Output the material below in full, exactly as it is.

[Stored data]
-- BEGIN --

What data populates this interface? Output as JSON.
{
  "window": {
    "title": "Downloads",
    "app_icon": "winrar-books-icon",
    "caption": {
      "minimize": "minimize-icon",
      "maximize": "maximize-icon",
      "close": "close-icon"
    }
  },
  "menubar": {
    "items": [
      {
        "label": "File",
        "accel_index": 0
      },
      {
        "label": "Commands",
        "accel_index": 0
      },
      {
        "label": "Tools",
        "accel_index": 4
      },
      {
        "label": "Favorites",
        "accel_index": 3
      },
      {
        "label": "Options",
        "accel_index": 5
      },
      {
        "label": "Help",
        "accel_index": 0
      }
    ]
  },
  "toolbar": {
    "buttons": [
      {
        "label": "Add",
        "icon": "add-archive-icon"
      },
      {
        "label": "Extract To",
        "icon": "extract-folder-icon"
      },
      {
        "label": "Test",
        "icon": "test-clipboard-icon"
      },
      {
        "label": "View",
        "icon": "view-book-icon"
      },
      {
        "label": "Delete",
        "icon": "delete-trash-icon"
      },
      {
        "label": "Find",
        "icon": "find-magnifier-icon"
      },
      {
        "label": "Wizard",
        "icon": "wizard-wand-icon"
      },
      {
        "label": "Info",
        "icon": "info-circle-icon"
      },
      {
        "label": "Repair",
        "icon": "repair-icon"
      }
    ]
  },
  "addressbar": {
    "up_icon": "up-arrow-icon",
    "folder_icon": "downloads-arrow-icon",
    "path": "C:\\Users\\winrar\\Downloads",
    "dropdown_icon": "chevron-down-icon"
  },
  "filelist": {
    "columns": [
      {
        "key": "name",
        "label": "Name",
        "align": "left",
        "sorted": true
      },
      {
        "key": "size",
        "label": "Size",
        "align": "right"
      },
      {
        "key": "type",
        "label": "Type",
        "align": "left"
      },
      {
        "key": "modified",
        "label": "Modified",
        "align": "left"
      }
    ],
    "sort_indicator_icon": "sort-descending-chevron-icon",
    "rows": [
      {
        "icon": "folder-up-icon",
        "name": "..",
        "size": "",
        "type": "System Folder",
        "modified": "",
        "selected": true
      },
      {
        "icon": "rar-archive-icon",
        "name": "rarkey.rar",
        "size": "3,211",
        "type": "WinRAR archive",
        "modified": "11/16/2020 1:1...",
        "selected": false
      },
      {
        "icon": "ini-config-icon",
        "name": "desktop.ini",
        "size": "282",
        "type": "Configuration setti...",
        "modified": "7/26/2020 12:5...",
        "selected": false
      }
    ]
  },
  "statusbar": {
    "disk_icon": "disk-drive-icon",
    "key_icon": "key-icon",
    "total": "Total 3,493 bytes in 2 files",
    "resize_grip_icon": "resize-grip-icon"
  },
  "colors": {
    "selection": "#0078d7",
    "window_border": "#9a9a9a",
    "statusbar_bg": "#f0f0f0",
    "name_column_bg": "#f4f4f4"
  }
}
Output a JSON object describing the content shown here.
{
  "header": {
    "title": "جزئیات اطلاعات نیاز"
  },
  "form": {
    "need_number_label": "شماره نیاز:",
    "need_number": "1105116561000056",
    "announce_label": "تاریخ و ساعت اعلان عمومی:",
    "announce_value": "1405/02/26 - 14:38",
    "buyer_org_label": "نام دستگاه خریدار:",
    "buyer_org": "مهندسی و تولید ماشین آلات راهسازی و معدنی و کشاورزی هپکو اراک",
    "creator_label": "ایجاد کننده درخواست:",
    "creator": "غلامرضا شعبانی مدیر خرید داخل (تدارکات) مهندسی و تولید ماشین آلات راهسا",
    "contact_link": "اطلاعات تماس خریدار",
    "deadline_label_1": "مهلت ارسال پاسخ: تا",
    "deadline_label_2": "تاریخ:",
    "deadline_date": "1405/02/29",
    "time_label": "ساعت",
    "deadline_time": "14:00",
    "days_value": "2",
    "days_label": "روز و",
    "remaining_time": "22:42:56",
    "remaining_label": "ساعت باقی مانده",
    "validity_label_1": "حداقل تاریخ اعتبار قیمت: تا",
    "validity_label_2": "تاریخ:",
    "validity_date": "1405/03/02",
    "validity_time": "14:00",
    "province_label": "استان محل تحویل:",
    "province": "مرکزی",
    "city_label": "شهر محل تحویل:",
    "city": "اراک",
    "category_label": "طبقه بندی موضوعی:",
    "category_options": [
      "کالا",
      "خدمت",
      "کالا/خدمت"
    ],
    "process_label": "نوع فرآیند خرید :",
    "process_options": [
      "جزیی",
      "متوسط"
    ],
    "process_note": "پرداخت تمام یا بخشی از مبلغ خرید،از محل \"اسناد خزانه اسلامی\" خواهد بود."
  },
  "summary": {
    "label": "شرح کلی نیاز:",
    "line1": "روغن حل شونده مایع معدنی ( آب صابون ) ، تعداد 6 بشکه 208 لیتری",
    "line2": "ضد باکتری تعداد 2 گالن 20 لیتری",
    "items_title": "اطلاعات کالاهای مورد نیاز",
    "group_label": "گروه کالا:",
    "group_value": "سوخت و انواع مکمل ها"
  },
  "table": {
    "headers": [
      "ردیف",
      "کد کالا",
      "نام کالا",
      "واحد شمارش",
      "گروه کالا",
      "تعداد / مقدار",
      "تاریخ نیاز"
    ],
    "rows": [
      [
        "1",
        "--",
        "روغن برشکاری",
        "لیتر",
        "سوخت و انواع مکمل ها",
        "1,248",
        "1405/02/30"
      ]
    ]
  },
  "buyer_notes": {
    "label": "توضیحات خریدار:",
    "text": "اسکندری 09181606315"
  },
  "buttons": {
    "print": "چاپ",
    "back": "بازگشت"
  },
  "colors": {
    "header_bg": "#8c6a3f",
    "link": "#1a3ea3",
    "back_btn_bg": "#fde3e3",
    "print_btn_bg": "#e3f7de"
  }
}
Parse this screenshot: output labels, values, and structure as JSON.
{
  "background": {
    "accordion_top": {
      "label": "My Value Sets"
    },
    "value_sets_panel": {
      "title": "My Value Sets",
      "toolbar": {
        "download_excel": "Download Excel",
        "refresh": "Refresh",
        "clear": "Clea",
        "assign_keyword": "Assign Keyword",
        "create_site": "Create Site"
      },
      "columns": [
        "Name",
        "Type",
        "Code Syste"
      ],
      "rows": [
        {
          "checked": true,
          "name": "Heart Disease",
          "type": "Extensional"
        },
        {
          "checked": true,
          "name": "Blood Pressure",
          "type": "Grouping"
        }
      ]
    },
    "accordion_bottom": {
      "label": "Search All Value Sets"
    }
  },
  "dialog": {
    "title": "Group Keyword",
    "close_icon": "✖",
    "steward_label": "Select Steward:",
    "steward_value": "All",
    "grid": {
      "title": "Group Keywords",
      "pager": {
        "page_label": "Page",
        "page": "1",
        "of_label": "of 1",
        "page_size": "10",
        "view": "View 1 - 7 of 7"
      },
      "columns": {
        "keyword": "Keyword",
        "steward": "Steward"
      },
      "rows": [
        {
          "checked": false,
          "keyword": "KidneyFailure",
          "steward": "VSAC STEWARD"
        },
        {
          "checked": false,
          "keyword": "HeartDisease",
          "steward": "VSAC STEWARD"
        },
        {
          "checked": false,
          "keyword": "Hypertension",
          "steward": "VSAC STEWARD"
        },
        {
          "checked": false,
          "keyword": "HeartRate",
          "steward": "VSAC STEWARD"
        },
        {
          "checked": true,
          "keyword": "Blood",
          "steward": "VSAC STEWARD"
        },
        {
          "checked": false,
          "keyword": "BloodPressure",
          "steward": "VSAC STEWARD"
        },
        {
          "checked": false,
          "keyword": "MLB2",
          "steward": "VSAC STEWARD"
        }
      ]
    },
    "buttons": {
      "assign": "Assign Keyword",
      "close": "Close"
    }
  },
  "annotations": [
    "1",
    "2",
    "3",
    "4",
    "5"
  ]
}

-- END --

SOLUTION FOR THIS TASK –
What data populates this interface? Output as JSON.
{
  "window": {
    "title": "Downloads",
    "app_icon": "winrar-books-icon",
    "caption": {
      "minimize": "minimize-icon",
      "maximize": "maximize-icon",
      "close": "close-icon"
    }
  },
  "menubar": {
    "items": [
      {
        "label": "File",
        "accel_index": 0
      },
      {
        "label": "Commands",
        "accel_index": 0
      },
      {
        "label": "Tools",
        "accel_index": 4
      },
      {
        "label": "Favorites",
        "accel_index": 3
      },
      {
        "label": "Options",
        "accel_index": 5
      },
      {
        "label": "Help",
        "accel_index": 0
      }
    ]
  },
  "toolbar": {
    "buttons": [
      {
        "label": "Add",
        "icon": "add-archive-icon"
      },
      {
        "label": "Extract To",
        "icon": "extract-folder-icon"
      },
      {
        "label": "Test",
        "icon": "test-clipboard-icon"
      },
      {
        "label": "View",
        "icon": "view-book-icon"
      },
      {
        "label": "Delete",
        "icon": "delete-trash-icon"
      },
      {
        "label": "Find",
        "icon": "find-magnifier-icon"
      },
      {
        "label": "Wizard",
        "icon": "wizard-wand-icon"
      },
      {
        "label": "Info",
        "icon": "info-circle-icon"
      },
      {
        "label": "Repair",
        "icon": "repair-icon"
      }
    ]
  },
  "addressbar": {
    "up_icon": "up-arrow-icon",
    "folder_icon": "downloads-arrow-icon",
    "path": "C:\\Users\\winrar\\Downloads",
    "dropdown_icon": "chevron-down-icon"
  },
  "filelist": {
    "columns": [
      {
        "key": "name",
        "label": "Name",
        "align": "left",
        "sorted": true
      },
      {
        "key": "size",
        "label": "Size",
        "align": "right"
      },
      {
        "key": "type",
        "label": "Type",
        "align": "left"
      },
      {
        "key": "modified",
        "label": "Modified",
        "align": "left"
      }
    ],
    "sort_indicator_icon": "sort-descending-chevron-icon",
    "rows": [
      {
        "icon": "folder-up-icon",
        "name": "..",
        "size": "",
        "type": "System Folder",
        "modified": "",
        "selected": true
      },
      {
        "icon": "rar-archive-icon",
        "name": "rarkey.rar",
        "size": "3,211",
        "type": "WinRAR archive",
        "modified": "11/16/2020 1:1...",
        "selected": false
      },
      {
        "icon": "ini-config-icon",
        "name": "desktop.ini",
        "size": "282",
        "type": "Configuration setti...",
        "modified": "7/26/2020 12:5...",
        "selected": false
      }
    ]
  },
  "statusbar": {
    "disk_icon": "disk-drive-icon",
    "key_icon": "key-icon",
    "total": "Total 3,493 bytes in 2 files",
    "resize_grip_icon": "resize-grip-icon"
  },
  "colors": {
    "selection": "#0078d7",
    "window_border": "#9a9a9a",
    "statusbar_bg": "#f0f0f0",
    "name_column_bg": "#f4f4f4"
  }
}
Output a JSON object describing the content shown here.
{
  "header": {
    "title": "جزئیات اطلاعات نیاز"
  },
  "form": {
    "need_number_label": "شماره نیاز:",
    "need_number": "1105116561000056",
    "announce_label": "تاریخ و ساعت اعلان عمومی:",
    "announce_value": "1405/02/26 - 14:38",
    "buyer_org_label": "نام دستگاه خریدار:",
    "buyer_org": "مهندسی و تولید ماشین آلات راهسازی و معدنی و کشاورزی هپکو اراک",
    "creator_label": "ایجاد کننده درخواست:",
    "creator": "غلامرضا شعبانی مدیر خرید داخل (تدارکات) مهندسی و تولید ماشین آلات راهسا",
    "contact_link": "اطلاعات تماس خریدار",
    "deadline_label_1": "مهلت ارسال پاسخ: تا",
    "deadline_label_2": "تاریخ:",
    "deadline_date": "1405/02/29",
    "time_label": "ساعت",
    "deadline_time": "14:00",
    "days_value": "2",
    "days_label": "روز و",
    "remaining_time": "22:42:56",
    "remaining_label": "ساعت باقی مانده",
    "validity_label_1": "حداقل تاریخ اعتبار قیمت: تا",
    "validity_label_2": "تاریخ:",
    "validity_date": "1405/03/02",
    "validity_time": "14:00",
    "province_label": "استان محل تحویل:",
    "province": "مرکزی",
    "city_label": "شهر محل تحویل:",
    "city": "اراک",
    "category_label": "طبقه بندی موضوعی:",
    "category_options": [
      "کالا",
      "خدمت",
      "کالا/خدمت"
    ],
    "process_label": "نوع فرآیند خرید :",
    "process_options": [
      "جزیی",
      "متوسط"
    ],
    "process_note": "پرداخت تمام یا بخشی از مبلغ خرید،از محل \"اسناد خزانه اسلامی\" خواهد بود."
  },
  "summary": {
    "label": "شرح کلی نیاز:",
    "line1": "روغن حل شونده مایع معدنی ( آب صابون ) ، تعداد 6 بشکه 208 لیتری",
    "line2": "ضد باکتری تعداد 2 گالن 20 لیتری",
    "items_title": "اطلاعات کالاهای مورد نیاز",
    "group_label": "گروه کالا:",
    "group_value": "سوخت و انواع مکمل ها"
  },
  "table": {
    "headers": [
      "ردیف",
      "کد کالا",
      "نام کالا",
      "واحد شمارش",
      "گروه کالا",
      "تعداد / مقدار",
      "تاریخ نیاز"
    ],
    "rows": [
      [
        "1",
        "--",
        "روغن برشکاری",
        "لیتر",
        "سوخت و انواع مکمل ها",
        "1,248",
        "1405/02/30"
      ]
    ]
  },
  "buyer_notes": {
    "label": "توضیحات خریدار:",
    "text": "اسکندری 09181606315"
  },
  "buttons": {
    "print": "چاپ",
    "back": "بازگشت"
  },
  "colors": {
    "header_bg": "#8c6a3f",
    "link": "#1a3ea3",
    "back_btn_bg": "#fde3e3",
    "print_btn_bg": "#e3f7de"
  }
}
Parse this screenshot: output labels, values, and structure as JSON.
{
  "background": {
    "accordion_top": {
      "label": "My Value Sets"
    },
    "value_sets_panel": {
      "title": "My Value Sets",
      "toolbar": {
        "download_excel": "Download Excel",
        "refresh": "Refresh",
        "clear": "Clea",
        "assign_keyword": "Assign Keyword",
        "create_site": "Create Site"
      },
      "columns": [
        "Name",
        "Type",
        "Code Syste"
      ],
      "rows": [
        {
          "checked": true,
          "name": "Heart Disease",
          "type": "Extensional"
        },
        {
          "checked": true,
          "name": "Blood Pressure",
          "type": "Grouping"
        }
      ]
    },
    "accordion_bottom": {
      "label": "Search All Value Sets"
    }
  },
  "dialog": {
    "title": "Group Keyword",
    "close_icon": "✖",
    "steward_label": "Select Steward:",
    "steward_value": "All",
    "grid": {
      "title": "Group Keywords",
      "pager": {
        "page_label": "Page",
        "page": "1",
        "of_label": "of 1",
        "page_size": "10",
        "view": "View 1 - 7 of 7"
      },
      "columns": {
        "keyword": "Keyword",
        "steward": "Steward"
      },
      "rows": [
        {
          "checked": false,
          "keyword": "KidneyFailure",
          "steward": "VSAC STEWARD"
        },
        {
          "checked": false,
          "keyword": "HeartDisease",
          "steward": "VSAC STEWARD"
        },
        {
          "checked": false,
          "keyword": "Hypertension",
          "steward": "VSAC STEWARD"
        },
        {
          "checked": false,
          "keyword": "HeartRate",
          "steward": "VSAC STEWARD"
        },
        {
          "checked": true,
          "keyword": "Blood",
          "steward": "VSAC STEWARD"
        },
        {
          "checked": false,
          "keyword": "BloodPressure",
          "steward": "VSAC STEWARD"
        },
        {
          "checked": false,
          "keyword": "MLB2",
          "steward": "VSAC STEWARD"
        }
      ]
    },
    "buttons": {
      "assign": "Assign Keyword",
      "close": "Close"
    }
  },
  "annotations": [
    "1",
    "2",
    "3",
    "4",
    "5"
  ]
}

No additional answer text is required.